**RECORD SET:**
________________________

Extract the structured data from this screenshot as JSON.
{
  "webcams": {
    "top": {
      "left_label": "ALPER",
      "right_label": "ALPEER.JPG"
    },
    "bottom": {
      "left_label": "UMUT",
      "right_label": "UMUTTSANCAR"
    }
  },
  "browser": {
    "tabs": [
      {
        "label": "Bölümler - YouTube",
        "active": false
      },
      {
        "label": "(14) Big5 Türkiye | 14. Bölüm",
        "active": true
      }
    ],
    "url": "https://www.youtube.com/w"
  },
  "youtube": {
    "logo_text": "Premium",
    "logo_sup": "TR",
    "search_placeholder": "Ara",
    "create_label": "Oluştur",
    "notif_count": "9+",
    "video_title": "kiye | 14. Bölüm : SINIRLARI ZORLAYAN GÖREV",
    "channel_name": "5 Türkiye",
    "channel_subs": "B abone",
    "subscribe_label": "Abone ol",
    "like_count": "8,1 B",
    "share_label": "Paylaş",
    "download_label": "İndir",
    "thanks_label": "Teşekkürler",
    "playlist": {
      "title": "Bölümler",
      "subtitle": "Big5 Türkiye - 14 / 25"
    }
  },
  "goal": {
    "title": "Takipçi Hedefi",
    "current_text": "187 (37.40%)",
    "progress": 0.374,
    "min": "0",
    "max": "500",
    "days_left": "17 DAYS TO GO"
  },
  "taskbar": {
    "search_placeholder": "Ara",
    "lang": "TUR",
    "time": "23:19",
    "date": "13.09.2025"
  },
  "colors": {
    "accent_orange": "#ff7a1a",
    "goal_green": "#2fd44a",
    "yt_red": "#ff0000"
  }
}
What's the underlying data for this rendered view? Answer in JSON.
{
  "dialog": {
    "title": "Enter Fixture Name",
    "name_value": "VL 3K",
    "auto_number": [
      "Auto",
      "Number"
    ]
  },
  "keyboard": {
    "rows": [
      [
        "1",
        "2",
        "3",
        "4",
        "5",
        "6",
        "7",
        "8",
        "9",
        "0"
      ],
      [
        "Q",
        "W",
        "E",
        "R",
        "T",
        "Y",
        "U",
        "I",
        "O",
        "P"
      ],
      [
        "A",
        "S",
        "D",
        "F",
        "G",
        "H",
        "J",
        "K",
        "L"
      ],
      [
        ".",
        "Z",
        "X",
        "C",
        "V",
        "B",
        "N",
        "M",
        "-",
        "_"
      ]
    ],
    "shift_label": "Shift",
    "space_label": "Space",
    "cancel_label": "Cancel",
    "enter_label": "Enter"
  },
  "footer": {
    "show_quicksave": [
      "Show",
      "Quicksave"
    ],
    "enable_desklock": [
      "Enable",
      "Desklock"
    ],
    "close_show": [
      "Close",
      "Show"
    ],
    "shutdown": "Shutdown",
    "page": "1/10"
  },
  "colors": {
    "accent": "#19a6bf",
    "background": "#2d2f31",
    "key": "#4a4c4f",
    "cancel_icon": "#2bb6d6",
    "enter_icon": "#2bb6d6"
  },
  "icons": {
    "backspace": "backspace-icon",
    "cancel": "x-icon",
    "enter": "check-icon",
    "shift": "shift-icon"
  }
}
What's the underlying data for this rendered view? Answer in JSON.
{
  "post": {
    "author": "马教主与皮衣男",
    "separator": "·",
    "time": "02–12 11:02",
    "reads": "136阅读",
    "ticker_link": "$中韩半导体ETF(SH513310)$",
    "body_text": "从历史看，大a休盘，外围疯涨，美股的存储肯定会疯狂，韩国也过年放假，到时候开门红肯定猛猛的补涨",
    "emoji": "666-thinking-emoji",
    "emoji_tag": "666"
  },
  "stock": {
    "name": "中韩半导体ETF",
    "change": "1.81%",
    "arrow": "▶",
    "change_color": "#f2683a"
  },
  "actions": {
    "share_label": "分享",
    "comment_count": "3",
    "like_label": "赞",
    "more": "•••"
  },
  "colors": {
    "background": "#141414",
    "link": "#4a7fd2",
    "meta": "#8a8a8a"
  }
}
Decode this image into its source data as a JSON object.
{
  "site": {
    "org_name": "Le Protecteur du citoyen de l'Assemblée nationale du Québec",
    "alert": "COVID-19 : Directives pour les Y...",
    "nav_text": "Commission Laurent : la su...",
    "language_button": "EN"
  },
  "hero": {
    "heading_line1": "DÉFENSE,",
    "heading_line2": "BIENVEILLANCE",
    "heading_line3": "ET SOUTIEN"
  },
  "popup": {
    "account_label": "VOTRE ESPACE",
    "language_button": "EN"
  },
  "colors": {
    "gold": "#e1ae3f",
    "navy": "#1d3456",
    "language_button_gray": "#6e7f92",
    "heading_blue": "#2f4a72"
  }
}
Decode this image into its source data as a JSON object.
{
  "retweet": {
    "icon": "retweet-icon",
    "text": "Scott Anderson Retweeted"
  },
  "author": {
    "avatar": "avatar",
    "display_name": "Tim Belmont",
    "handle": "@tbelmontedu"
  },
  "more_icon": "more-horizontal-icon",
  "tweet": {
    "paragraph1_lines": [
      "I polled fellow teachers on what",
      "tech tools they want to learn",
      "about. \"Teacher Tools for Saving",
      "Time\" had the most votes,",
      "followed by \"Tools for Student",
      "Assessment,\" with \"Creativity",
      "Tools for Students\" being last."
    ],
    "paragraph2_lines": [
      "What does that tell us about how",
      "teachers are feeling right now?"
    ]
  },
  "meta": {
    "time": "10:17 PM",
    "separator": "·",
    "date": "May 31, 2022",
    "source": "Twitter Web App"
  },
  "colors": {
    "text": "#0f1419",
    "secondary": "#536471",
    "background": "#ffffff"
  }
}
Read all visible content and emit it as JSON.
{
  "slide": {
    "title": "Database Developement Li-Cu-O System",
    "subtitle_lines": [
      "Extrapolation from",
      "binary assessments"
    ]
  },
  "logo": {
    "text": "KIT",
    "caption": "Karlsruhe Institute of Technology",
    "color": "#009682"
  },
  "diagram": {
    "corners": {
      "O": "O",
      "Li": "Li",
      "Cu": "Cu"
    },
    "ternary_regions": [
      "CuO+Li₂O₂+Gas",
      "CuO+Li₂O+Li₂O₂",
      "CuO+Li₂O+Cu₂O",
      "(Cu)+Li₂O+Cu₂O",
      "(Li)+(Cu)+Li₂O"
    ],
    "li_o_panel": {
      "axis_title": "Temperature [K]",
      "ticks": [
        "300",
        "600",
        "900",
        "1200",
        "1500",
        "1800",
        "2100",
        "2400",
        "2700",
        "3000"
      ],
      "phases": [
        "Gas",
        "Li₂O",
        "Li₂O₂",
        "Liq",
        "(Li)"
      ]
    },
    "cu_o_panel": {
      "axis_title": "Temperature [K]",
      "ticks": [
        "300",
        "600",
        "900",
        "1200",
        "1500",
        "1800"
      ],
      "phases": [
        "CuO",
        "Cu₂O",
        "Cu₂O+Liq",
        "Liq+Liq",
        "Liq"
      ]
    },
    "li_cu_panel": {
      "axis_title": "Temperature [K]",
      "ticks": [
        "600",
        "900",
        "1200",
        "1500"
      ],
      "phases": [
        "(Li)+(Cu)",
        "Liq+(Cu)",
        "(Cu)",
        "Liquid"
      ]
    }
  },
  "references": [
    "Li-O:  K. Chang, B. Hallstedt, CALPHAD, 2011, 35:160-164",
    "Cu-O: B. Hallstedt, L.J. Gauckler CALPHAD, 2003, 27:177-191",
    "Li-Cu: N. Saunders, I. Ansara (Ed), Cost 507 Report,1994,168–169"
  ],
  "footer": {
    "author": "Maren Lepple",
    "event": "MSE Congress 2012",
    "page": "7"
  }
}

________________________

**WHAT YOU ARE ASKED TO DO:**
Type the material above out again, exactly.

**WRITTEN SOLUTION:**
Extract the structured data from this screenshot as JSON.
{
  "webcams": {
    "top": {
      "left_label": "ALPER",
      "right_label": "ALPEER.JPG"
    },
    "bottom": {
      "left_label": "UMUT",
      "right_label": "UMUTTSANCAR"
    }
  },
  "browser": {
    "tabs": [
      {
        "label": "Bölümler - YouTube",
        "active": false
      },
      {
        "label": "(14) Big5 Türkiye | 14. Bölüm",
        "active": true
      }
    ],
    "url": "https://www.youtube.com/w"
  },
  "youtube": {
    "logo_text": "Premium",
    "logo_sup": "TR",
    "search_placeholder": "Ara",
    "create_label": "Oluştur",
    "notif_count": "9+",
    "video_title": "kiye | 14. Bölüm : SINIRLARI ZORLAYAN GÖREV",
    "channel_name": "5 Türkiye",
    "channel_subs": "B abone",
    "subscribe_label": "Abone ol",
    "like_count": "8,1 B",
    "share_label": "Paylaş",
    "download_label": "İndir",
    "thanks_label": "Teşekkürler",
    "playlist": {
      "title": "Bölümler",
      "subtitle": "Big5 Türkiye - 14 / 25"
    }
  },
  "goal": {
    "title": "Takipçi Hedefi",
    "current_text": "187 (37.40%)",
    "progress": 0.374,
    "min": "0",
    "max": "500",
    "days_left": "17 DAYS TO GO"
  },
  "taskbar": {
    "search_placeholder": "Ara",
    "lang": "TUR",
    "time": "23:19",
    "date": "13.09.2025"
  },
  "colors": {
    "accent_orange": "#ff7a1a",
    "goal_green": "#2fd44a",
    "yt_red": "#ff0000"
  }
}
What's the underlying data for this rendered view? Answer in JSON.
{
  "dialog": {
    "title": "Enter Fixture Name",
    "name_value": "VL 3K",
    "auto_number": [
      "Auto",
      "Number"
    ]
  },
  "keyboard": {
    "rows": [
      [
        "1",
        "2",
        "3",
        "4",
        "5",
        "6",
        "7",
        "8",
        "9",
        "0"
      ],
      [
        "Q",
        "W",
        "E",
        "R",
        "T",
        "Y",
        "U",
        "I",
        "O",
        "P"
      ],
      [
        "A",
        "S",
        "D",
        "F",
        "G",
        "H",
        "J",
        "K",
        "L"
      ],
      [
        ".",
        "Z",
        "X",
        "C",
        "V",
        "B",
        "N",
        "M",
        "-",
        "_"
      ]
    ],
    "shift_label": "Shift",
    "space_label": "Space",
    "cancel_label": "Cancel",
    "enter_label": "Enter"
  },
  "footer": {
    "show_quicksave": [
      "Show",
      "Quicksave"
    ],
    "enable_desklock": [
      "Enable",
      "Desklock"
    ],
    "close_show": [
      "Close",
      "Show"
    ],
    "shutdown": "Shutdown",
    "page": "1/10"
  },
  "colors": {
    "accent": "#19a6bf",
    "background": "#2d2f31",
    "key": "#4a4c4f",
    "cancel_icon": "#2bb6d6",
    "enter_icon": "#2bb6d6"
  },
  "icons": {
    "backspace": "backspace-icon",
    "cancel": "x-icon",
    "enter": "check-icon",
    "shift": "shift-icon"
  }
}
What's the underlying data for this rendered view? Answer in JSON.
{
  "post": {
    "author": "马教主与皮衣男",
    "separator": "·",
    "time": "02–12 11:02",
    "reads": "136阅读",
    "ticker_link": "$中韩半导体ETF(SH513310)$",
    "body_text": "从历史看，大a休盘，外围疯涨，美股的存储肯定会疯狂，韩国也过年放假，到时候开门红肯定猛猛的补涨",
    "emoji": "666-thinking-emoji",
    "emoji_tag": "666"
  },
  "stock": {
    "name": "中韩半导体ETF",
    "change": "1.81%",
    "arrow": "▶",
    "change_color": "#f2683a"
  },
  "actions": {
    "share_label": "分享",
    "comment_count": "3",
    "like_label": "赞",
    "more": "•••"
  },
  "colors": {
    "background": "#141414",
    "link": "#4a7fd2",
    "meta": "#8a8a8a"
  }
}
Decode this image into its source data as a JSON object.
{
  "site": {
    "org_name": "Le Protecteur du citoyen de l'Assemblée nationale du Québec",
    "alert": "COVID-19 : Directives pour les Y...",
    "nav_text": "Commission Laurent : la su...",
    "language_button": "EN"
  },
  "hero": {
    "heading_line1": "DÉFENSE,",
    "heading_line2": "BIENVEILLANCE",
    "heading_line3": "ET SOUTIEN"
  },
  "popup": {
    "account_label": "VOTRE ESPACE",
    "language_button": "EN"
  },
  "colors": {
    "gold": "#e1ae3f",
    "navy": "#1d3456",
    "language_button_gray": "#6e7f92",
    "heading_blue": "#2f4a72"
  }
}
Decode this image into its source data as a JSON object.
{
  "retweet": {
    "icon": "retweet-icon",
    "text": "Scott Anderson Retweeted"
  },
  "author": {
    "avatar": "avatar",
    "display_name": "Tim Belmont",
    "handle": "@tbelmontedu"
  },
  "more_icon": "more-horizontal-icon",
  "tweet": {
    "paragraph1_lines": [
      "I polled fellow teachers on what",
      "tech tools they want to learn",
      "about. \"Teacher Tools for Saving",
      "Time\" had the most votes,",
      "followed by \"Tools for Student",
      "Assessment,\" with \"Creativity",
      "Tools for Students\" being last."
    ],
    "paragraph2_lines": [
      "What does that tell us about how",
      "teachers are feeling right now?"
    ]
  },
  "meta": {
    "time": "10:17 PM",
    "separator": "·",
    "date": "May 31, 2022",
    "source": "Twitter Web App"
  },
  "colors": {
    "text": "#0f1419",
    "secondary": "#536471",
    "background": "#ffffff"
  }
}
Read all visible content and emit it as JSON.
{
  "slide": {
    "title": "Database Developement Li-Cu-O System",
    "subtitle_lines": [
      "Extrapolation from",
      "binary assessments"
    ]
  },
  "logo": {
    "text": "KIT",
    "caption": "Karlsruhe Institute of Technology",
    "color": "#009682"
  },
  "diagram": {
    "corners": {
      "O": "O",
      "Li": "Li",
      "Cu": "Cu"
    },
    "ternary_regions": [
      "CuO+Li₂O₂+Gas",
      "CuO+Li₂O+Li₂O₂",
      "CuO+Li₂O+Cu₂O",
      "(Cu)+Li₂O+Cu₂O",
      "(Li)+(Cu)+Li₂O"
    ],
    "li_o_panel": {
      "axis_title": "Temperature [K]",
      "ticks": [
        "300",
        "600",
        "900",
        "1200",
        "1500",
        "1800",
        "2100",
        "2400",
        "2700",
        "3000"
      ],
      "phases": [
        "Gas",
        "Li₂O",
        "Li₂O₂",
        "Liq",
        "(Li)"
      ]
    },
    "cu_o_panel": {
      "axis_title": "Temperature [K]",
      "ticks": [
        "300",
        "600",
        "900",
        "1200",
        "1500",
        "1800"
      ],
      "phases": [
        "CuO",
        "Cu₂O",
        "Cu₂O+Liq",
        "Liq+Liq",
        "Liq"
      ]
    },
    "li_cu_panel": {
      "axis_title": "Temperature [K]",
      "ticks": [
        "600",
        "900",
        "1200",
        "1500"
      ],
      "phases": [
        "(Li)+(Cu)",
        "Liq+(Cu)",
        "(Cu)",
        "Liquid"
      ]
    }
  },
  "references": [
    "Li-O:  K. Chang, B. Hallstedt, CALPHAD, 2011, 35:160-164",
    "Cu-O: B. Hallstedt, L.J. Gauckler CALPHAD, 2003, 27:177-191",
    "Li-Cu: N. Saunders, I. Ansara (Ed), Cost 507 Report,1994,168–169"
  ],
  "footer": {
    "author": "Maren Lepple",
    "event": "MSE Congress 2012",
    "page": "7"
  }
}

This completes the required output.